**Directions for this task:** Give the number of lines holding the string "radius" and nothing more.

---+---

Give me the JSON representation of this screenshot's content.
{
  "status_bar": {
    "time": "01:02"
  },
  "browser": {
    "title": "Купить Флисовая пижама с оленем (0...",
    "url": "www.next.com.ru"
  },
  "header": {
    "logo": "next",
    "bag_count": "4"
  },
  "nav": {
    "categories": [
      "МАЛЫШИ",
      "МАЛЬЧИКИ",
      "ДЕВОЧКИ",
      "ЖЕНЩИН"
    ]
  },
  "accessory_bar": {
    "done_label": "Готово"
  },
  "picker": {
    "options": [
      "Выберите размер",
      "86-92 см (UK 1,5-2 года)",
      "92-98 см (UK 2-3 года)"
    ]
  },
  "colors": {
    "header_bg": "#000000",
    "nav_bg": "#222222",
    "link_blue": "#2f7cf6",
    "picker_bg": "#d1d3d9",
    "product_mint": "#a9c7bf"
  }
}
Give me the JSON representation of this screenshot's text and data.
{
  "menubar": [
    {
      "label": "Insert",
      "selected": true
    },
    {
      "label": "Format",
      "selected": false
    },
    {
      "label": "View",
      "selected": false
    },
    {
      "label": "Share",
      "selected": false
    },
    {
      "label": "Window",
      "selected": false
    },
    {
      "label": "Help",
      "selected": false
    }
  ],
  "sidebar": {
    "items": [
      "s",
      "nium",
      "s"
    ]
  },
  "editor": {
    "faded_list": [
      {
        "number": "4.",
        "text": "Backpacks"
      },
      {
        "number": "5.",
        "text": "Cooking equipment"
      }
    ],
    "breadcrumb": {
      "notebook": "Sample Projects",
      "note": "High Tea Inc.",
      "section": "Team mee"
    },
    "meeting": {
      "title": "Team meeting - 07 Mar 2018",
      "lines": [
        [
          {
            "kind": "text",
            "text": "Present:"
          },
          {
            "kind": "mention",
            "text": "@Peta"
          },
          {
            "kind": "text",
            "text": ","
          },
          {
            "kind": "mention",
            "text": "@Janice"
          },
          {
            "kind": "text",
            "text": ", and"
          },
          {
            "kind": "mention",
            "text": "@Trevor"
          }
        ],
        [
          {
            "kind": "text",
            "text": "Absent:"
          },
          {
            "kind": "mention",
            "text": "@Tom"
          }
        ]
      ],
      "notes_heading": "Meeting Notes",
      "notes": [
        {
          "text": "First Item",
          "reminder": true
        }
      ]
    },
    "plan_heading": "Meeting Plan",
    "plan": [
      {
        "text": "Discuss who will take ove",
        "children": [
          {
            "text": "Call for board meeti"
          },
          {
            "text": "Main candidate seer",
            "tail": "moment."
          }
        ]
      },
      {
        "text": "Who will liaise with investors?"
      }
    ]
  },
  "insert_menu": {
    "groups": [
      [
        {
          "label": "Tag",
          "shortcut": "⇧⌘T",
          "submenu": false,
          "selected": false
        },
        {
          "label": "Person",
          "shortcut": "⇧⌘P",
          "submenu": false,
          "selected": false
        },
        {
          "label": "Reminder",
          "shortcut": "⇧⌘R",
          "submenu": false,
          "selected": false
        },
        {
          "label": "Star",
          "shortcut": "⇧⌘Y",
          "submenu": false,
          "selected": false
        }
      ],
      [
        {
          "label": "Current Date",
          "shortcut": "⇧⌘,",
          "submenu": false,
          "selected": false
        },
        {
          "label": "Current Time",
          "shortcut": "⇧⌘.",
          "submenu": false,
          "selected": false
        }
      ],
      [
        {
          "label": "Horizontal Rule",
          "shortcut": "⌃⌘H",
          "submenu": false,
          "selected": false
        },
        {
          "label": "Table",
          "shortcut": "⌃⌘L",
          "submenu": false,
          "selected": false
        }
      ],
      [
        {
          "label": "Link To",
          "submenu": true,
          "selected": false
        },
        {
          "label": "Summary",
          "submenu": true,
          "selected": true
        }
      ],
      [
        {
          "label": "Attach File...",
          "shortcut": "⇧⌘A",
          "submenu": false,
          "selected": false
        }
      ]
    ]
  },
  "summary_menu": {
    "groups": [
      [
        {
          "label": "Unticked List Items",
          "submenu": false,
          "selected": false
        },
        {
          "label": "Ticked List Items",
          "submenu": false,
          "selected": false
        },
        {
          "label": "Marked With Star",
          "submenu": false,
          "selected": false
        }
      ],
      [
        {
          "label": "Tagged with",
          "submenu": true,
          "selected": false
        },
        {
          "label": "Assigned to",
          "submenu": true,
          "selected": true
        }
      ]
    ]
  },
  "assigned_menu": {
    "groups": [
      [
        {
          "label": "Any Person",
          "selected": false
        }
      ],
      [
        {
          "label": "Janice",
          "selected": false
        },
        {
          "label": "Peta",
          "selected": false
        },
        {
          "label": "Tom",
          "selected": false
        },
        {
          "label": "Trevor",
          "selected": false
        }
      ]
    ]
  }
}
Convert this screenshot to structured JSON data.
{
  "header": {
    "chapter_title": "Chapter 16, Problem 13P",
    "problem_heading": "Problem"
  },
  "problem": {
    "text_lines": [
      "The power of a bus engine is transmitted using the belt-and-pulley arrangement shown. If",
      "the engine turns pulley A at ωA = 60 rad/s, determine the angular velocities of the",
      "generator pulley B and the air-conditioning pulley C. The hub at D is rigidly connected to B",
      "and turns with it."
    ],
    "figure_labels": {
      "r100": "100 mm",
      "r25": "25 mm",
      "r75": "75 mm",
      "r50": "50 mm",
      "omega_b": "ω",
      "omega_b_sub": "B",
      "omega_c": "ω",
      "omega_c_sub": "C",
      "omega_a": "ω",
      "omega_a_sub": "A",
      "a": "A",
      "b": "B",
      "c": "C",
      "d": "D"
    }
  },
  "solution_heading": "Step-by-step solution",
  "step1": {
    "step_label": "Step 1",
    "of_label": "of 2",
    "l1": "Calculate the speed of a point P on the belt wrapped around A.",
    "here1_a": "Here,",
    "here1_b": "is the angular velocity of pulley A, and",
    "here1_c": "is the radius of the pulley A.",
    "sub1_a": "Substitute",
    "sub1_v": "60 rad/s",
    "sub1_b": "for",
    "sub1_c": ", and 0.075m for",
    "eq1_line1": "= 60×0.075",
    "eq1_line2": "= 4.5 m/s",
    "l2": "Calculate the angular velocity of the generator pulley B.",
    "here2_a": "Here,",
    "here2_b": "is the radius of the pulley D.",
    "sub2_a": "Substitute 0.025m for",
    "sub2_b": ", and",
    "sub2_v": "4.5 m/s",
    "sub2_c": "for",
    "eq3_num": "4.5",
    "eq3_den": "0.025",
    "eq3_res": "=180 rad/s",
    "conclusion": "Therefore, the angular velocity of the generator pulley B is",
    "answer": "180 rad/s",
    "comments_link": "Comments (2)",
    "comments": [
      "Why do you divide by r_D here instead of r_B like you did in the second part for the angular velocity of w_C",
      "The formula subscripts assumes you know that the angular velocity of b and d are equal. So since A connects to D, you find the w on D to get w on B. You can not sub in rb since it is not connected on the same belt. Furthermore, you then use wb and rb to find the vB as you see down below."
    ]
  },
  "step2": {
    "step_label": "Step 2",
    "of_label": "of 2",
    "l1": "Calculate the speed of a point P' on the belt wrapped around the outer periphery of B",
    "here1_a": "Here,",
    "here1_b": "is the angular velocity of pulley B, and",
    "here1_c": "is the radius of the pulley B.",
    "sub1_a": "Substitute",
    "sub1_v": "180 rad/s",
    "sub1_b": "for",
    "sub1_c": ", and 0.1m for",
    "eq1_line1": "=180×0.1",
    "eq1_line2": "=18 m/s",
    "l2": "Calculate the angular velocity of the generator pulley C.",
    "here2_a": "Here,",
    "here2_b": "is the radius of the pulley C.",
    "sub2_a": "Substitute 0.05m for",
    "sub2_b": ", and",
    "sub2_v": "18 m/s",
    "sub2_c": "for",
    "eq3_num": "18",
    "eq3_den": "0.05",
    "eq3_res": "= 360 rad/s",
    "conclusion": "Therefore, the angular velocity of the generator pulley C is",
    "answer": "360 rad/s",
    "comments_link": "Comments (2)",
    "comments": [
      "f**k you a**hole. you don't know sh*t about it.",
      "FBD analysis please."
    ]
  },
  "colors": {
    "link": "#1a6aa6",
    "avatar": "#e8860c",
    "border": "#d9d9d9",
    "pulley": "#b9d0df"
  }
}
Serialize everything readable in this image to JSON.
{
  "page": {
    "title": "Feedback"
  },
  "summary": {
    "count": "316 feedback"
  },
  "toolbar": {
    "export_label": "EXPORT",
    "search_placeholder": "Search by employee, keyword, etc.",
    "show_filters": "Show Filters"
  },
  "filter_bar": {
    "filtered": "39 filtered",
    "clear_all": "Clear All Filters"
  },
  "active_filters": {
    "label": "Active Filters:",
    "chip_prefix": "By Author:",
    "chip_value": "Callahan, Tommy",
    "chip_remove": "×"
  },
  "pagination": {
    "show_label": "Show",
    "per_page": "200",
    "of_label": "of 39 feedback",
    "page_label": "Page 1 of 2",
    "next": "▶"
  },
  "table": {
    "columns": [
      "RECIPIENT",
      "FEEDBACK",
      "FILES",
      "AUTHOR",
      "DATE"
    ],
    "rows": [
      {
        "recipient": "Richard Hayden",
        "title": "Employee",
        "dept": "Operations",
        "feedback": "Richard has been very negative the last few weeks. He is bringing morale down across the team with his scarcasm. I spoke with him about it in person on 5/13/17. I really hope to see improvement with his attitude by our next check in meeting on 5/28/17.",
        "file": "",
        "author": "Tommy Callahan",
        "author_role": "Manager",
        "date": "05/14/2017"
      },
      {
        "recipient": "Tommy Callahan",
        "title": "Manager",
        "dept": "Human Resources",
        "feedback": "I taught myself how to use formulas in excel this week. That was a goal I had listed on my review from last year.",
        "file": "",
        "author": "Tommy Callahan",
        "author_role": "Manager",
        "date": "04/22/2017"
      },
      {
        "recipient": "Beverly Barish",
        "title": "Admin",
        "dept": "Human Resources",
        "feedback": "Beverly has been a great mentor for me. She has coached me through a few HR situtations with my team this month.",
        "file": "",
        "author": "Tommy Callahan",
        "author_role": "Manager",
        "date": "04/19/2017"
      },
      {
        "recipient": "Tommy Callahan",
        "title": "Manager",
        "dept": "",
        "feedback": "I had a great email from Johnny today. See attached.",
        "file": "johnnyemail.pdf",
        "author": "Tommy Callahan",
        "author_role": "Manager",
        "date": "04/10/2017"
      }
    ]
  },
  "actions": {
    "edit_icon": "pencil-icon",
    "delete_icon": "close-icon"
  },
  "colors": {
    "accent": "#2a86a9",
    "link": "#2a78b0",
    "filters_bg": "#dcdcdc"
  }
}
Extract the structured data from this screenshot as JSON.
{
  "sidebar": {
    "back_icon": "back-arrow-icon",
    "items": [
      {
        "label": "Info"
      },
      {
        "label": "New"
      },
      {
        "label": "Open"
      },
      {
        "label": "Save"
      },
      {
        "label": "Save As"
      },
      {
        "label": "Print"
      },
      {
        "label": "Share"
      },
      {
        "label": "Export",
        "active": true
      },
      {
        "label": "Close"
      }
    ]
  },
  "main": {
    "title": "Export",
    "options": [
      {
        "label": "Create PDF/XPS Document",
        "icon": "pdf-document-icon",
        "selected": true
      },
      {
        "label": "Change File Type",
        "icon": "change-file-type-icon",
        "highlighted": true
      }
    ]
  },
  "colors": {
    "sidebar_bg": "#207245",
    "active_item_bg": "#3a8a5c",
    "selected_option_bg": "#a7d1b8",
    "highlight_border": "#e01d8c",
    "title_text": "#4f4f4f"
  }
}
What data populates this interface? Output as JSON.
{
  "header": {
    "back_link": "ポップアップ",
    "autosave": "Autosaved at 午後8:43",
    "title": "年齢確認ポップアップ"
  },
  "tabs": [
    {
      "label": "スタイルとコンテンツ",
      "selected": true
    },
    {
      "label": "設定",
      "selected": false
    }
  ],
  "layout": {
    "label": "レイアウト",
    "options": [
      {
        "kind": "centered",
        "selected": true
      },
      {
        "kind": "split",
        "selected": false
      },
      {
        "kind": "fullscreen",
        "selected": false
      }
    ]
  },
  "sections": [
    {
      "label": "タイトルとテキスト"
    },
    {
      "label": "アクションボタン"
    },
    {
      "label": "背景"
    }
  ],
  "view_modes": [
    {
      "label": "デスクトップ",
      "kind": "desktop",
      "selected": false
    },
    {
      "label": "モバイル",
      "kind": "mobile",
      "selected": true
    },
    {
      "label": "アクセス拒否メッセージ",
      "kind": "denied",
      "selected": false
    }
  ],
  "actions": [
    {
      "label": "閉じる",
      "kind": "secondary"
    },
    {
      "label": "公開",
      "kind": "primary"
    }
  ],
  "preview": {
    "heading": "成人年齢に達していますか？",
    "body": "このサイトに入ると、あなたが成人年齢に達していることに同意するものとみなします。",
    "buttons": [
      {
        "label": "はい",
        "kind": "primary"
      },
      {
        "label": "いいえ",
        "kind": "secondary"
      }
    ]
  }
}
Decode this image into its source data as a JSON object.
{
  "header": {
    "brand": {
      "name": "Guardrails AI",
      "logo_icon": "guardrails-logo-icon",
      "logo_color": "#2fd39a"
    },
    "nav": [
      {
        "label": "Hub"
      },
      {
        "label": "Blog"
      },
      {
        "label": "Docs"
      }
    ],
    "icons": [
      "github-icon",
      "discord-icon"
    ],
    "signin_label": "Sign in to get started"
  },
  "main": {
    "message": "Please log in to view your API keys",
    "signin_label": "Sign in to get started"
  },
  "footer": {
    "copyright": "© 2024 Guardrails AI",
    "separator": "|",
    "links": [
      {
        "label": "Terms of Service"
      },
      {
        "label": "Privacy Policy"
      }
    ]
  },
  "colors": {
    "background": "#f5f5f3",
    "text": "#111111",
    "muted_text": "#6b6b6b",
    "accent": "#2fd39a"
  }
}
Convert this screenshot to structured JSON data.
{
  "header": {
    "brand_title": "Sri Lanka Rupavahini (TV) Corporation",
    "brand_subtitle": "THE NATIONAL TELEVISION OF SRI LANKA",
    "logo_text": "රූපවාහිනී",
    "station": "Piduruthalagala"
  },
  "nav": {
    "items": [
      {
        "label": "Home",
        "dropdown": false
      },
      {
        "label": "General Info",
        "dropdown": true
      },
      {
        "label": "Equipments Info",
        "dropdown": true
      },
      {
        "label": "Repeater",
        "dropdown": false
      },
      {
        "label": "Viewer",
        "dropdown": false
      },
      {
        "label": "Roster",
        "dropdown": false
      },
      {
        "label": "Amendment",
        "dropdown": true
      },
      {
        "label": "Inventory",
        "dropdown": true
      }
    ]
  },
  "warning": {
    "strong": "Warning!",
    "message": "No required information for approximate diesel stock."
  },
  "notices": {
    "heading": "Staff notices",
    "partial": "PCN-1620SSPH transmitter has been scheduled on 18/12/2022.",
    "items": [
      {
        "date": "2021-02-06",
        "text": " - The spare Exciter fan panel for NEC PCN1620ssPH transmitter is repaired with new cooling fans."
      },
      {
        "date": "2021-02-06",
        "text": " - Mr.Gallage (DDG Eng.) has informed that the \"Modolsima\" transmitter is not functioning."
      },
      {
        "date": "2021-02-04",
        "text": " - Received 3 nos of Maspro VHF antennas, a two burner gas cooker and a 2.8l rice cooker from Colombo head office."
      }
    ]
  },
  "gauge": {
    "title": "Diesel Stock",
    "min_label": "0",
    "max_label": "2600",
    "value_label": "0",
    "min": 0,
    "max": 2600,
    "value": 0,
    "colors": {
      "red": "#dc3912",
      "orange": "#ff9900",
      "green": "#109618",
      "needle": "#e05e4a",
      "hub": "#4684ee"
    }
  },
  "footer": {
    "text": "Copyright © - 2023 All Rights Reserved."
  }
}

---+---

**Output of the exercise:** 4